TASK DIRECTIONS:
Extract every line below, verbatim.

Stored entries:
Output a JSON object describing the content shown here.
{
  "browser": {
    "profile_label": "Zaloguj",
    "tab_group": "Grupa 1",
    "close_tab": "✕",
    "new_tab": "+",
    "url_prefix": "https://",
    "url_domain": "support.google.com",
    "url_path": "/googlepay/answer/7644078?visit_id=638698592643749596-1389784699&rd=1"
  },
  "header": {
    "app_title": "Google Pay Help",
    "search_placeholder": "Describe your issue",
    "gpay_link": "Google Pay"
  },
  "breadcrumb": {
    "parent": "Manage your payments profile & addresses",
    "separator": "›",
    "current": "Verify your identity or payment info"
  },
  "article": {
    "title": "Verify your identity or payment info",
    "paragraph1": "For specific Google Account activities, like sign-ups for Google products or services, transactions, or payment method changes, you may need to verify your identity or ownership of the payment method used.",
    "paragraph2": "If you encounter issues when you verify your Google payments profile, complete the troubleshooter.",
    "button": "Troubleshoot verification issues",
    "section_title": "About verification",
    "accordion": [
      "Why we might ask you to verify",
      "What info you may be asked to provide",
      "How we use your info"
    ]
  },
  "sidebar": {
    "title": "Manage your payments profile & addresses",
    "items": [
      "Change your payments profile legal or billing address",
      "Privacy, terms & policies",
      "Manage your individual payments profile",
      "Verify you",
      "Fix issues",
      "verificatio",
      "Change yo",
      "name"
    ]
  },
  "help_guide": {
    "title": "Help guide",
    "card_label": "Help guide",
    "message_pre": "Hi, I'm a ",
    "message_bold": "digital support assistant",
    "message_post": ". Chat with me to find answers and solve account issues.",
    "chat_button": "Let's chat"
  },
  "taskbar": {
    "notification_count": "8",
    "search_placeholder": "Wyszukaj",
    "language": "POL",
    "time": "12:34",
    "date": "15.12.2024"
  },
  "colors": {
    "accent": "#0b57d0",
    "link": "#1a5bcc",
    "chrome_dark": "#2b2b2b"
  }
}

FINISHED ANSWER:
Output a JSON object describing the content shown here.
{
  "browser": {
    "profile_label": "Zaloguj",
    "tab_group": "Grupa 1",
    "close_tab": "✕",
    "new_tab": "+",
    "url_prefix": "https://",
    "url_domain": "support.google.com",
    "url_path": "/googlepay/answer/7644078?visit_id=638698592643749596-1389784699&rd=1"
  },
  "header": {
    "app_title": "Google Pay Help",
    "search_placeholder": "Describe your issue",
    "gpay_link": "Google Pay"
  },
  "breadcrumb": {
    "parent": "Manage your payments profile & addresses",
    "separator": "›",
    "current": "Verify your identity or payment info"
  },
  "article": {
    "title": "Verify your identity or payment info",
    "paragraph1": "For specific Google Account activities, like sign-ups for Google products or services, transactions, or payment method changes, you may need to verify your identity or ownership of the payment method used.",
    "paragraph2": "If you encounter issues when you verify your Google payments profile, complete the troubleshooter.",
    "button": "Troubleshoot verification issues",
    "section_title": "About verification",
    "accordion": [
      "Why we might ask you to verify",
      "What info you may be asked to provide",
      "How we use your info"
    ]
  },
  "sidebar": {
    "title": "Manage your payments profile & addresses",
    "items": [
      "Change your payments profile legal or billing address",
      "Privacy, terms & policies",
      "Manage your individual payments profile",
      "Verify you",
      "Fix issues",
      "verificatio",
      "Change yo",
      "name"
    ]
  },
  "help_guide": {
    "title": "Help guide",
    "card_label": "Help guide",
    "message_pre": "Hi, I'm a ",
    "message_bold": "digital support assistant",
    "message_post": ". Chat with me to find answers and solve account issues.",
    "chat_button": "Let's chat"
  },
  "taskbar": {
    "notification_count": "8",
    "search_placeholder": "Wyszukaj",
    "language": "POL",
    "time": "12:34",
    "date": "15.12.2024"
  },
  "colors": {
    "accent": "#0b57d0",
    "link": "#1a5bcc",
    "chrome_dark": "#2b2b2b"
  }
}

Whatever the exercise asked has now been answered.